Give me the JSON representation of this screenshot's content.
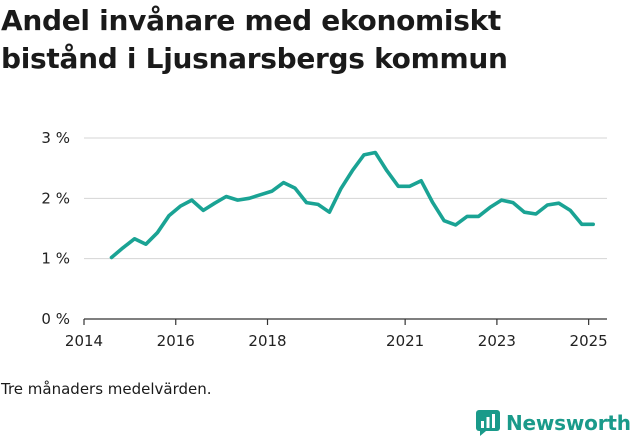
{
  "title": "Andel invånare med ekonomiskt bistånd i Ljusnarsbergs kommun",
  "note": "Tre månaders medelvärden.",
  "brand": {
    "name": "Newsworthy",
    "icon": "newsworthy-logo-icon",
    "color": "#1a9a8a"
  },
  "colors": {
    "line": "#1aa394",
    "grid": "#d4d4d4",
    "axis": "#333333"
  },
  "chart_data": {
    "type": "line",
    "title": "Andel invånare med ekonomiskt bistånd i Ljusnarsbergs kommun",
    "xlabel": "",
    "ylabel": "",
    "xlim": [
      2014.0,
      2025.4
    ],
    "ylim": [
      0,
      3
    ],
    "x_ticks": [
      2014,
      2016,
      2018,
      2021,
      2023,
      2025
    ],
    "y_ticks": [
      0,
      1,
      2,
      3
    ],
    "y_tick_labels": [
      "0 %",
      "1 %",
      "2 %",
      "3 %"
    ],
    "grid": true,
    "legend": "none",
    "series": [
      {
        "x": [
          2014.6,
          2014.85,
          2015.1,
          2015.35,
          2015.6,
          2015.85,
          2016.1,
          2016.35,
          2016.6,
          2016.85,
          2017.1,
          2017.35,
          2017.6,
          2017.85,
          2018.1,
          2018.35,
          2018.6,
          2018.85,
          2019.1,
          2019.35,
          2019.6,
          2019.85,
          2020.1,
          2020.35,
          2020.6,
          2020.85,
          2021.1,
          2021.35,
          2021.6,
          2021.85,
          2022.1,
          2022.35,
          2022.6,
          2022.85,
          2023.1,
          2023.35,
          2023.6,
          2023.85,
          2024.1,
          2024.35,
          2024.6,
          2024.85,
          2025.1
        ],
        "y": [
          1.02,
          1.18,
          1.33,
          1.24,
          1.43,
          1.71,
          1.87,
          1.97,
          1.8,
          1.92,
          2.03,
          1.97,
          2.0,
          2.06,
          2.12,
          2.26,
          2.17,
          1.93,
          1.9,
          1.77,
          2.16,
          2.46,
          2.72,
          2.76,
          2.46,
          2.2,
          2.2,
          2.29,
          1.93,
          1.63,
          1.56,
          1.7,
          1.7,
          1.85,
          1.97,
          1.93,
          1.77,
          1.74,
          1.89,
          1.92,
          1.8,
          1.57,
          1.57
        ]
      }
    ]
  }
}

Exercise details:
Return all lines with the word "ekonomiskt" in them.

Response:
  "title": "Andel invånare med ekonomiskt bistånd i Ljusnarsbergs kommun",
    "title": "Andel invånare med ekonomiskt bistånd i Ljusnarsbergs kommun",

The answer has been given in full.